§ **Data listing**
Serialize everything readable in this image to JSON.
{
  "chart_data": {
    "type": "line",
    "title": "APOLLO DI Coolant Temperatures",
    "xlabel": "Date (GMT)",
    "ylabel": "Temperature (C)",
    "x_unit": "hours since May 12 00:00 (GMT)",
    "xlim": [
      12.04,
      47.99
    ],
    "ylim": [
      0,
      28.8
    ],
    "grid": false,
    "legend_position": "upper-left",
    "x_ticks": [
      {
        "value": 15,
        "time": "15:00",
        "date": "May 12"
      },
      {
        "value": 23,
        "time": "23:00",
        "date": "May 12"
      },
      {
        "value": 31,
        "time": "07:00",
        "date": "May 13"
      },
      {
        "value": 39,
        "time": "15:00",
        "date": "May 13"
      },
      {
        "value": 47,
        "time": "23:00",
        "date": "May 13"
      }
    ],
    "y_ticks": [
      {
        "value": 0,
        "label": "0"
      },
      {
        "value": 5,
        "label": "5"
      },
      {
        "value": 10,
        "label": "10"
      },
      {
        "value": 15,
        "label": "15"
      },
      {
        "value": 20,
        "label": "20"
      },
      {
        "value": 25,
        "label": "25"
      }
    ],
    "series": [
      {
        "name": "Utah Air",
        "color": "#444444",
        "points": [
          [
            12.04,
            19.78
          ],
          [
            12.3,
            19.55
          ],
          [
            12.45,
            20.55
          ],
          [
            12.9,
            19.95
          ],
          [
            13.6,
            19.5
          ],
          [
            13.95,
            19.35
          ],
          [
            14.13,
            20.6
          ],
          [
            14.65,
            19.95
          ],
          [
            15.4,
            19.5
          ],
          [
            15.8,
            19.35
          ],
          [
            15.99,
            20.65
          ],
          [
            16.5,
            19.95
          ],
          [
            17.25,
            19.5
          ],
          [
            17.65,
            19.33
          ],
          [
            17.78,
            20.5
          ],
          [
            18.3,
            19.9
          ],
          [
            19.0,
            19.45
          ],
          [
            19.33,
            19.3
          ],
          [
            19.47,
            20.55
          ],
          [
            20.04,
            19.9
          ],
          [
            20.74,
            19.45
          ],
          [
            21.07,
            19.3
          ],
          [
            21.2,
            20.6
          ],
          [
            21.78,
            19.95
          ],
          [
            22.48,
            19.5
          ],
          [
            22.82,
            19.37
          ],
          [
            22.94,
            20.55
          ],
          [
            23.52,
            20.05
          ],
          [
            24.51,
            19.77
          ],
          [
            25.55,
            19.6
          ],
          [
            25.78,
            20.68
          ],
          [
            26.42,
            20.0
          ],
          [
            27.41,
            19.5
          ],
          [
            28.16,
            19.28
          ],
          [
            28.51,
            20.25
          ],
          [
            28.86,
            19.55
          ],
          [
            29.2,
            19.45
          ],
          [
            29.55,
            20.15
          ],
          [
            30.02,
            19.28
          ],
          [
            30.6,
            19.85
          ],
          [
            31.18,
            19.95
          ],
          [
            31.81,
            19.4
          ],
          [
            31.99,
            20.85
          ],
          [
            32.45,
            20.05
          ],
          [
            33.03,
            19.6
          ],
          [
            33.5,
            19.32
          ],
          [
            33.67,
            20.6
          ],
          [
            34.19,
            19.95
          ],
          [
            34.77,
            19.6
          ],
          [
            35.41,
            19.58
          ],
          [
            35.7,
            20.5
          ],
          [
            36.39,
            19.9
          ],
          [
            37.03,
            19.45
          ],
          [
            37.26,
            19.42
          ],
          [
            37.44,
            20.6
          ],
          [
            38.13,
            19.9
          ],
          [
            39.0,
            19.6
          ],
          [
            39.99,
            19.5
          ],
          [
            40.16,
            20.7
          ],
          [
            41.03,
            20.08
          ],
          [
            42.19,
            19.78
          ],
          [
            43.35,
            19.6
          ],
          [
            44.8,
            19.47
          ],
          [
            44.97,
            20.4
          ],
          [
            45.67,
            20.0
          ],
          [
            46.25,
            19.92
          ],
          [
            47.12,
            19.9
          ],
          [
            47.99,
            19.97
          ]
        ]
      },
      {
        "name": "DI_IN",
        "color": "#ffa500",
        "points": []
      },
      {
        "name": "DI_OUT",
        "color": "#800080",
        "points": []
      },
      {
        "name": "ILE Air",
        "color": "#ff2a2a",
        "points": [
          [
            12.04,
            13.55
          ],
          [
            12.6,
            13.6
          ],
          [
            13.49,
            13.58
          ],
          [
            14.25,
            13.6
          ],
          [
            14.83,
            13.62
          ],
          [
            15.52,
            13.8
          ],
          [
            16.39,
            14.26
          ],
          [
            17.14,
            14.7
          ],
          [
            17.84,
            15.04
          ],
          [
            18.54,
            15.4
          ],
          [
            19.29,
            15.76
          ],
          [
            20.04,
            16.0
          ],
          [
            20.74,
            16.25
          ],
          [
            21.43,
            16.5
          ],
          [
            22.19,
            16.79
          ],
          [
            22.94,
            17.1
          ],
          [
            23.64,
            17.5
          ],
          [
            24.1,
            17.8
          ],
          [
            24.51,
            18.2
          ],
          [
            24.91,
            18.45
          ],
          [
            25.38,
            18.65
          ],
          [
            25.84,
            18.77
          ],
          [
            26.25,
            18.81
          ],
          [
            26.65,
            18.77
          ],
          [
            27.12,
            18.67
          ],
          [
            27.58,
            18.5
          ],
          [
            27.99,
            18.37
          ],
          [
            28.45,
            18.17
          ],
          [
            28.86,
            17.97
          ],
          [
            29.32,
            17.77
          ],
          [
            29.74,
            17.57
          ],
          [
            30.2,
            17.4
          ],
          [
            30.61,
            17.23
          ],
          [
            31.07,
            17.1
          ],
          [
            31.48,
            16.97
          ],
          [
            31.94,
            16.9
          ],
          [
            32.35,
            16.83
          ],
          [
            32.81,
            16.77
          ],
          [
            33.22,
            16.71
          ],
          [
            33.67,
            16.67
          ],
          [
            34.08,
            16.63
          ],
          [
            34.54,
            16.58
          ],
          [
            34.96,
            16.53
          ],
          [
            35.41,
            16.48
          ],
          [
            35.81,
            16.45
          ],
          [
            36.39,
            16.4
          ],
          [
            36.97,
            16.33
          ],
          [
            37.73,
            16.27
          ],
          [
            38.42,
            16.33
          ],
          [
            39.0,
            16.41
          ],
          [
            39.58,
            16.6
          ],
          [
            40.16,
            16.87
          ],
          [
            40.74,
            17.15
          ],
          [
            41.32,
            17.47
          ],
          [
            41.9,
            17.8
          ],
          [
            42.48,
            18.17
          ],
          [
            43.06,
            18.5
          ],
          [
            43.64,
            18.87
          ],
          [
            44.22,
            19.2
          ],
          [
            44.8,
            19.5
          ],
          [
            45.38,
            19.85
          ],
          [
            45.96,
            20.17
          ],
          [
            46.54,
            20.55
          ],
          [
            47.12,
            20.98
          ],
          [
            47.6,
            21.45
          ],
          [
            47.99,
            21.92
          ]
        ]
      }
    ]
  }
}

§ **Your goal**
Identify every line above that includes the word "value", and show those lines.

§ **Solution for this exercise**
        "value": 15,
        "value": 23,
        "value": 31,
        "value": 39,
        "value": 47,
        "value": 0,
        "value": 5,
        "value": 10,
        "value": 15,
        "value": 20,
        "value": 25,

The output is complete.